··· Data shown

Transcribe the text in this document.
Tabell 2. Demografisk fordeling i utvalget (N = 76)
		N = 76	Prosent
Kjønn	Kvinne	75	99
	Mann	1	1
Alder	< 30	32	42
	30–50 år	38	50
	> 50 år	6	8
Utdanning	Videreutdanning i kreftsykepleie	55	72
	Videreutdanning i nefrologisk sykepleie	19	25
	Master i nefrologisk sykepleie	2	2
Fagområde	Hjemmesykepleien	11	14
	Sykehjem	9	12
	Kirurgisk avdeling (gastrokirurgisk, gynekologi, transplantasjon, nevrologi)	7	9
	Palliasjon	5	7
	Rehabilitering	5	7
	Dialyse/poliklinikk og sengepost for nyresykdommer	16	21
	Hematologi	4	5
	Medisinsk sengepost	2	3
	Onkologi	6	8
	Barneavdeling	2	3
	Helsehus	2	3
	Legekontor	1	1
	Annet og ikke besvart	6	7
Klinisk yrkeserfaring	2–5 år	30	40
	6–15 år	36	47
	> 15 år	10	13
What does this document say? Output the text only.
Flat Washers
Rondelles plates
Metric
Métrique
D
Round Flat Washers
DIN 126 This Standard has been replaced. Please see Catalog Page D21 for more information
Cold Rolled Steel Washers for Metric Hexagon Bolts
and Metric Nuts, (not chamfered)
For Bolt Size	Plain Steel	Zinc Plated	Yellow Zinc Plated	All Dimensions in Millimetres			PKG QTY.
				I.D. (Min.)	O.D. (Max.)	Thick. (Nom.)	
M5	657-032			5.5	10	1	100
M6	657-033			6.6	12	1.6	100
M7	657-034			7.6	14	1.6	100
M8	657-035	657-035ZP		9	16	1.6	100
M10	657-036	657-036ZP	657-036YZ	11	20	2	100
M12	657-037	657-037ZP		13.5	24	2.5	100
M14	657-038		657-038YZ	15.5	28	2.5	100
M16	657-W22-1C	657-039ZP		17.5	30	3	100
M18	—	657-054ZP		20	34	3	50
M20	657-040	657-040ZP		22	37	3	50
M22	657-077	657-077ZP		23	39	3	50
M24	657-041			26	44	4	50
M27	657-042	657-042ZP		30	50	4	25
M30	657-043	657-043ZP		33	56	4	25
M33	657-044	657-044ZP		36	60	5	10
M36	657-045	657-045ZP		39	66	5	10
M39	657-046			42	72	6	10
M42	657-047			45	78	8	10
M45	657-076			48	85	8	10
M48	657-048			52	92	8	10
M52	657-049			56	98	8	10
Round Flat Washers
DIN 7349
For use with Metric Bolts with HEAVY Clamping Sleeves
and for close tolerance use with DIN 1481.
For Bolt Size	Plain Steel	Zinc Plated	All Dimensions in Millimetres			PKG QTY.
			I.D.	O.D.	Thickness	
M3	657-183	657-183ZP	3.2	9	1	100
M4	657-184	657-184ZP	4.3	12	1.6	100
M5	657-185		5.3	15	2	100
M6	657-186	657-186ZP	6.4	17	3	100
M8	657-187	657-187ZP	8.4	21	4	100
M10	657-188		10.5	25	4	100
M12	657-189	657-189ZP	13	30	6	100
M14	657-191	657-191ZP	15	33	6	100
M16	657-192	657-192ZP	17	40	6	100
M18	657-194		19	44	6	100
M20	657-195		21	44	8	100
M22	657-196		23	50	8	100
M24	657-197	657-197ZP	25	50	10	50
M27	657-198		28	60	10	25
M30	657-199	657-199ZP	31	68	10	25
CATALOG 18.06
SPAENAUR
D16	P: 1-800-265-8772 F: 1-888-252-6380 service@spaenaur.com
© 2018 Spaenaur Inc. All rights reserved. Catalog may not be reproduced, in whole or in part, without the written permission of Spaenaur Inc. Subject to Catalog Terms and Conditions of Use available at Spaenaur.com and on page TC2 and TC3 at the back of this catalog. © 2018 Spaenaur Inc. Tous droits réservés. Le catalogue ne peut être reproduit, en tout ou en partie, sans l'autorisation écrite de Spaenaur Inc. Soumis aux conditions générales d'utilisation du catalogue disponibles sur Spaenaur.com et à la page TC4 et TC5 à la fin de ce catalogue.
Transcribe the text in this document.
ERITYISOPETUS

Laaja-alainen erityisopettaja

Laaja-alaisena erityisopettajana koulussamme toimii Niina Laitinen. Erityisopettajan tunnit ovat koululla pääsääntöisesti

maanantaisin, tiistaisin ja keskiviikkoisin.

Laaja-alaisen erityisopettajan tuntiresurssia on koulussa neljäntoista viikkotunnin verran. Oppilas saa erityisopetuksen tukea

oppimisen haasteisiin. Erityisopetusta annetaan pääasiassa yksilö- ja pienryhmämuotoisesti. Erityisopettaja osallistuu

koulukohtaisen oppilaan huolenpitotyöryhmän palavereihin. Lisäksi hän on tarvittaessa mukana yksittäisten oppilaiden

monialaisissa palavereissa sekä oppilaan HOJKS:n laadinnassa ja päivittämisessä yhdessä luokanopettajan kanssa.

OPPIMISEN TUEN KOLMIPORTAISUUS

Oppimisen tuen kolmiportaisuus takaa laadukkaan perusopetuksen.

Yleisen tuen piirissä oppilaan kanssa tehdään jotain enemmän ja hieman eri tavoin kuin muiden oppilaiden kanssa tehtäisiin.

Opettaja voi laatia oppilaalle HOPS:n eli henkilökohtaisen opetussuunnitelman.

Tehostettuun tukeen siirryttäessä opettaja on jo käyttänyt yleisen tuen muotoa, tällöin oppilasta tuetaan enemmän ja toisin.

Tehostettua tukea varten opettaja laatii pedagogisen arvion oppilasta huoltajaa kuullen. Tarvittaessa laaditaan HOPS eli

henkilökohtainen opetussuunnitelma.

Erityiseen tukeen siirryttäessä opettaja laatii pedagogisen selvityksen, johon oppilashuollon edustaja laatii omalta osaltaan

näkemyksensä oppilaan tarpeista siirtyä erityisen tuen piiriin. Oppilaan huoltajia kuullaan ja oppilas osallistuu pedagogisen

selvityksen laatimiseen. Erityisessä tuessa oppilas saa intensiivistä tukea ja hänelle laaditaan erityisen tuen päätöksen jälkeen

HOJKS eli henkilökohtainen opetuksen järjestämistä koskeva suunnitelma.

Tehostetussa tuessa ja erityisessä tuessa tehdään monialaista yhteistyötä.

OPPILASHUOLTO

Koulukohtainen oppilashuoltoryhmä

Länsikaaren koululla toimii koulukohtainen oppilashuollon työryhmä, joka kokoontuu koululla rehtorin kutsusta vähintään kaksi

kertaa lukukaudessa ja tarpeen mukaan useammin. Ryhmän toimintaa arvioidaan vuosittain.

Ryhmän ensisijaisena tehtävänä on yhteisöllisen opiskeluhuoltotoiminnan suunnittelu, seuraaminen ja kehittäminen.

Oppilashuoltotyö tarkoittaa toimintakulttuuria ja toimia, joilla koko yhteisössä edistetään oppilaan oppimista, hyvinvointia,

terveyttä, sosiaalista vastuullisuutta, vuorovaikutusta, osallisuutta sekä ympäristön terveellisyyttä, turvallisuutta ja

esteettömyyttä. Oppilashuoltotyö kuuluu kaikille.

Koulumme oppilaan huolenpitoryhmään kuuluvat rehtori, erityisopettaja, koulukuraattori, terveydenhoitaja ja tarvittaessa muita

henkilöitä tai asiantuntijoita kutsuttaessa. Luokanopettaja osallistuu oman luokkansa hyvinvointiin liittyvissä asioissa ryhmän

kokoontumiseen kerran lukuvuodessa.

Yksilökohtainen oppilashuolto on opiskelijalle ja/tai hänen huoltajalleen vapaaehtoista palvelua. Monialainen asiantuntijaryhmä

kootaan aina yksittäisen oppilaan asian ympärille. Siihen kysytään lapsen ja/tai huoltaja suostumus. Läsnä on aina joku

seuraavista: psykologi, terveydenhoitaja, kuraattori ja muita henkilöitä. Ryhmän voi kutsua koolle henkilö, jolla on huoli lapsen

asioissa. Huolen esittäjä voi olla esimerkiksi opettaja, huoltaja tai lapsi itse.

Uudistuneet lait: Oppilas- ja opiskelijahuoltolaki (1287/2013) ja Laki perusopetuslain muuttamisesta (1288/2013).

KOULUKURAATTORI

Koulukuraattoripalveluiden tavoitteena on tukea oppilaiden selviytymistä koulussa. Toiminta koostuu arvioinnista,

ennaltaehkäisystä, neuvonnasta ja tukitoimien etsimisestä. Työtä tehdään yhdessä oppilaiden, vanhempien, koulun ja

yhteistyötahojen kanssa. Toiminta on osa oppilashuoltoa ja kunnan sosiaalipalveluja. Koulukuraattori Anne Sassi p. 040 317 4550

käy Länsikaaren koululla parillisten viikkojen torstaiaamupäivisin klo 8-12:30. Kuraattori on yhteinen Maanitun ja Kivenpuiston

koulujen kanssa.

······

Copy out every line with the word "Size".

For Bolt Size	Plain Steel	Zinc Plated	Yellow Zinc Plated	All Dimensions in Millimetres			PKG QTY.
For Bolt Size	Plain Steel	Zinc Plated	All Dimensions in Millimetres			PKG QTY.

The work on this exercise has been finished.